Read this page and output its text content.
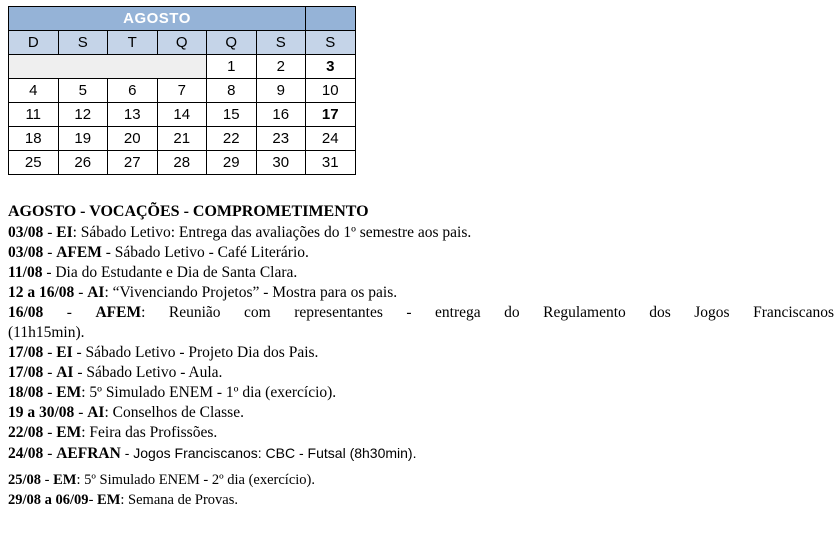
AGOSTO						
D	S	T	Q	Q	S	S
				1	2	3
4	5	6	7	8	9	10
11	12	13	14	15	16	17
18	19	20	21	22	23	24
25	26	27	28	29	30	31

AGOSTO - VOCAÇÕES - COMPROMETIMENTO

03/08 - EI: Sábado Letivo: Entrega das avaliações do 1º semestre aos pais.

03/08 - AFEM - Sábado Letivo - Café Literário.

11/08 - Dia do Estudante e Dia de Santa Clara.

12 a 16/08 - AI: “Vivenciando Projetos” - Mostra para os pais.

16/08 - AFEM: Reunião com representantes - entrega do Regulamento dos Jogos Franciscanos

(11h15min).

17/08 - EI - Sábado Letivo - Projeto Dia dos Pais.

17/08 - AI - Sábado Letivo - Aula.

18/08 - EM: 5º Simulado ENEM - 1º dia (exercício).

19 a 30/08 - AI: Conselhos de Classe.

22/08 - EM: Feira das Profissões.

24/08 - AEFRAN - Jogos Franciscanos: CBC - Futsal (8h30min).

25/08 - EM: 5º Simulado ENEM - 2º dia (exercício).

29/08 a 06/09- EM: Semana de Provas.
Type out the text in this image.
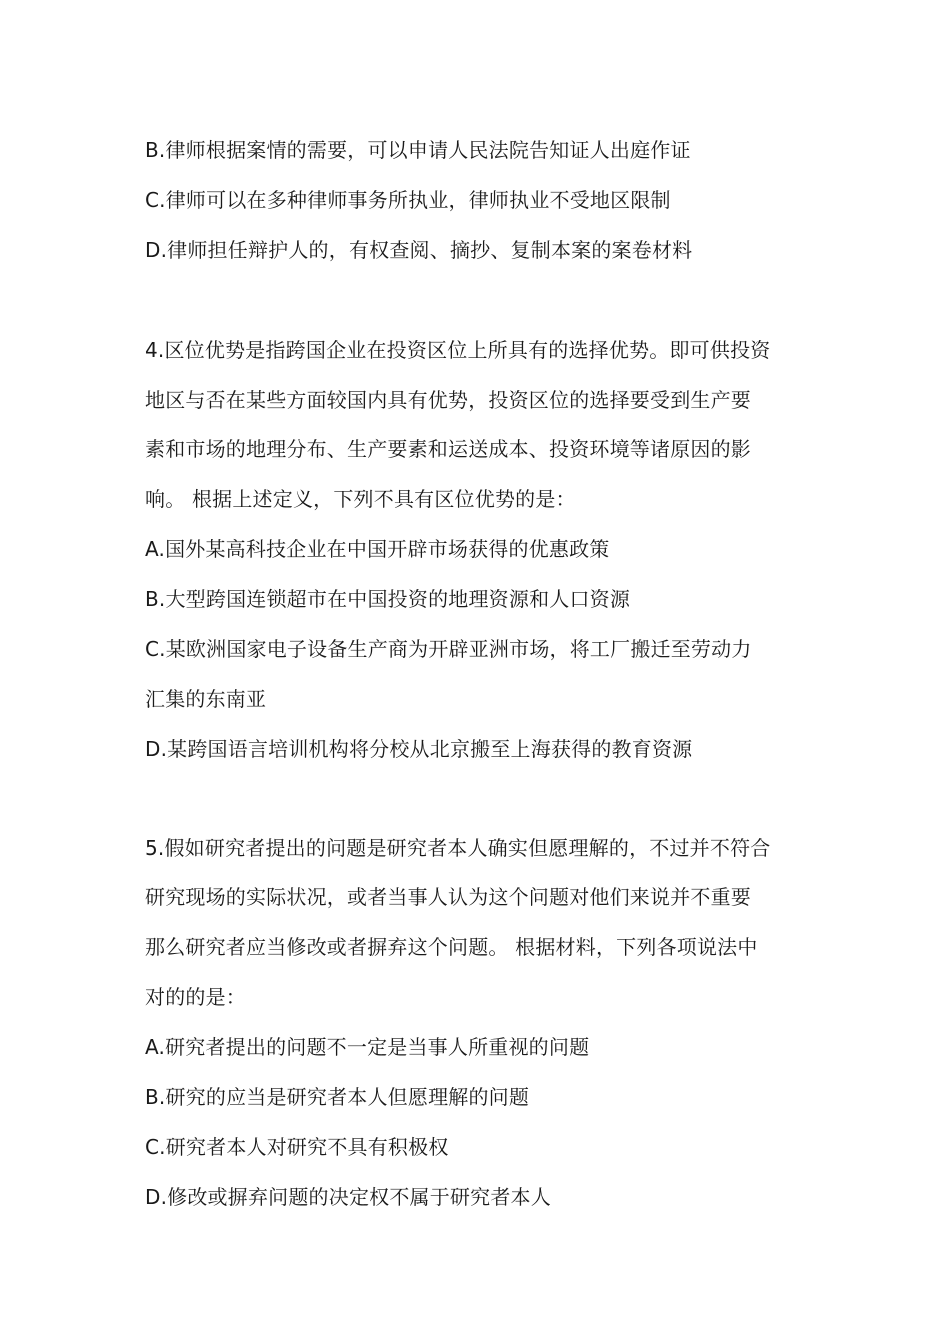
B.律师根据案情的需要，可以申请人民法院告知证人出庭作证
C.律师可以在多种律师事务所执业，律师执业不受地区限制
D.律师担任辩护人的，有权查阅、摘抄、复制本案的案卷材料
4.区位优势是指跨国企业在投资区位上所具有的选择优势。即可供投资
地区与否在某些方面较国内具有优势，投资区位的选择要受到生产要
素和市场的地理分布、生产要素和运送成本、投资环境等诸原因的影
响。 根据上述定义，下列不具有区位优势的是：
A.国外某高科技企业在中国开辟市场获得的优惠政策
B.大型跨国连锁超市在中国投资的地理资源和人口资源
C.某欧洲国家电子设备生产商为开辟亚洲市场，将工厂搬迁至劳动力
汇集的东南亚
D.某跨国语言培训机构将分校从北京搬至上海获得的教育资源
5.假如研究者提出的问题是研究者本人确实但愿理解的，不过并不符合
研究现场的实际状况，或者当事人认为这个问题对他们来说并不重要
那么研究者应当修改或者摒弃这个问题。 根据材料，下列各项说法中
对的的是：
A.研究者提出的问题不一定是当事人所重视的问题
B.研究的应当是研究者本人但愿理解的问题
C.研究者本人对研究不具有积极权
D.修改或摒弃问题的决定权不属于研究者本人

━━━━━━━━━━

» **What to work on**: Copy out each line exactly, without the pictures.

» **Result for this task**:
Read this page and output its text content.
AGOSTO						
D	S	T	Q	Q	S	S
				1	2	3
4	5	6	7	8	9	10
11	12	13	14	15	16	17
18	19	20	21	22	23	24
25	26	27	28	29	30	31

AGOSTO - VOCAÇÕES - COMPROMETIMENTO

03/08 - EI: Sábado Letivo: Entrega das avaliações do 1º semestre aos pais.

03/08 - AFEM - Sábado Letivo - Café Literário.

11/08 - Dia do Estudante e Dia de Santa Clara.

12 a 16/08 - AI: “Vivenciando Projetos” - Mostra para os pais.

16/08 - AFEM: Reunião com representantes - entrega do Regulamento dos Jogos Franciscanos

(11h15min).

17/08 - EI - Sábado Letivo - Projeto Dia dos Pais.

17/08 - AI - Sábado Letivo - Aula.

18/08 - EM: 5º Simulado ENEM - 1º dia (exercício).

19 a 30/08 - AI: Conselhos de Classe.

22/08 - EM: Feira das Profissões.

24/08 - AEFRAN - Jogos Franciscanos: CBC - Futsal (8h30min).

25/08 - EM: 5º Simulado ENEM - 2º dia (exercício).

29/08 a 06/09- EM: Semana de Provas.
Type out the text in this image.
B.律师根据案情的需要，可以申请人民法院告知证人出庭作证
C.律师可以在多种律师事务所执业，律师执业不受地区限制
D.律师担任辩护人的，有权查阅、摘抄、复制本案的案卷材料
4.区位优势是指跨国企业在投资区位上所具有的选择优势。即可供投资
地区与否在某些方面较国内具有优势，投资区位的选择要受到生产要
素和市场的地理分布、生产要素和运送成本、投资环境等诸原因的影
响。 根据上述定义，下列不具有区位优势的是：
A.国外某高科技企业在中国开辟市场获得的优惠政策
B.大型跨国连锁超市在中国投资的地理资源和人口资源
C.某欧洲国家电子设备生产商为开辟亚洲市场，将工厂搬迁至劳动力
汇集的东南亚
D.某跨国语言培训机构将分校从北京搬至上海获得的教育资源
5.假如研究者提出的问题是研究者本人确实但愿理解的，不过并不符合
研究现场的实际状况，或者当事人认为这个问题对他们来说并不重要
那么研究者应当修改或者摒弃这个问题。 根据材料，下列各项说法中
对的的是：
A.研究者提出的问题不一定是当事人所重视的问题
B.研究的应当是研究者本人但愿理解的问题
C.研究者本人对研究不具有积极权
D.修改或摒弃问题的决定权不属于研究者本人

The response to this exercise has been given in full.